- **Description of the task**: Reproduce word for word the portion of the interview below that runs from "ESG: BNP Paribas" up to and including "and low-carbon benchmarks.".

As one of the largest sustainable asset managers in the world, BNP Paribas Asset Management has to ensure it not only walks the talk but also convinces its investors and portfolio companies that sustainability makes financial sense. ESG spoke to the firm’s global head of sustainability Jane Ambachtsheer when she was in town late last year.

The interview has been edited for brevity.

ESG: BNP Paribas Asset Management has its own climate targets. How do you plan to meet these?

Ambachtsheer: Our current emphasis is on transitioning our focus on climate into our net-zero targets [to achieve net-zero portfolio emissions by 2050].

Our targets have three categories: investment, stewardship and our own operations. On the investment side, we’ve been working on reducing our carbon footprint for years. In 2019, we implemented a target for investment teams to beat a benchmark on carbon and ESG [environmental, social and governance] performance.

Another part is about [introducing] new green or climate-related investment themes. We have a significant line-up of active and passive funds focused on the energy transition, climate impact and low-carbon benchmarks.

Some companies are in higher-carbon industries that may not have a significant carbon footprint reduction but are making the commitment to [move towards] net zero.

In that case, we’re looking at how credible their commitment is. Is there board-level support? Do they have near-term targets? How are they reflecting [these targets] in their capital and operating expenditure?

We [also make sure we] support our clients. We have a large number of asset owners around the world who have signed on to net-zero commitments and need us and other [fund] managers to help them.

[As for] stewardship, that’s a big part of what we focus on. We have a climate-aligned voting policy. We do a lot of company engagement. We’re part of the Climate Action 100+ coalition and have partnered with several clients in the region to share our engagement notes.

Part of stewardship is public policy advocacy. The reason I’m in the region [now] is because I was appointed to the Monetary Authority of Singapore’s (MAS) new sustainable finance advisory group. There are 10 of us from around the world who are part of this group to discuss with MAS the role of net-zero commitments and transition finance.

This kind of discussion is important because, if we’re going to achieve net zero, governments have to put in place changes in the real economy that price externalities and create an economic pathway for companies to achieve net zero.

Finally, there are operations. We’re already reporting on what we’re doing around climate and have committed to Task Force on Climate-related Financial Disclosures (TCFD)-aligned reporting. Secondly, we reduce our own operational [carbon] footprint and waste.

Do you struggle to collect data from Asian companies?

We have local investment teams on the ground in many countries that engage with companies to get more information. We have a proprietary ESG scoring framework, and we buy data from third-party providers. We can also update the data and feed our own information into the system to generate our ESG scores.

The way we do all this is by using regional peer groups to come up with comparability. We’re not measuring Asian or emerging-market companies against European companies because they may be at different [levels] of development from an ESG perspective.

But we’re also really encouraged by regulatory developments in Asia, where we’re seeing the introduction of mandatory disclosures and a lot of work on regional taxonomies. I do think that access to data and information is improving and it’s something we’re continuing to work on.

What would you like to see in Malaysia?

Interoperability between different taxonomies and reporting frameworks is very important. As global investors, we’re looking globally and we want to be able to access the best, high-quality data that is consistent across markets.

Does sustainability or ESG investing completely exclude certain companies?

- **Data provided**:
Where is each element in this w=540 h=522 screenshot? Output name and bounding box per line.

- **Response to the exercise**:
ESG: BNP Paribas Asset Management has its own climate targets. How do you plan to meet these?

Ambachtsheer: Our current emphasis is on transitioning our focus on climate into our net-zero targets [to achieve net-zero portfolio emissions by 2050].

Our targets have three categories: investment, stewardship and our own operations. On the investment side, we’ve been working on reducing our carbon footprint for years. In 2019, we implemented a target for investment teams to beat a benchmark on carbon and ESG [environmental, social and governance] performance.

Another part is about [introducing] new green or climate-related investment themes. We have a significant line-up of active and passive funds focused on the energy transition, climate impact and low-carbon benchmarks.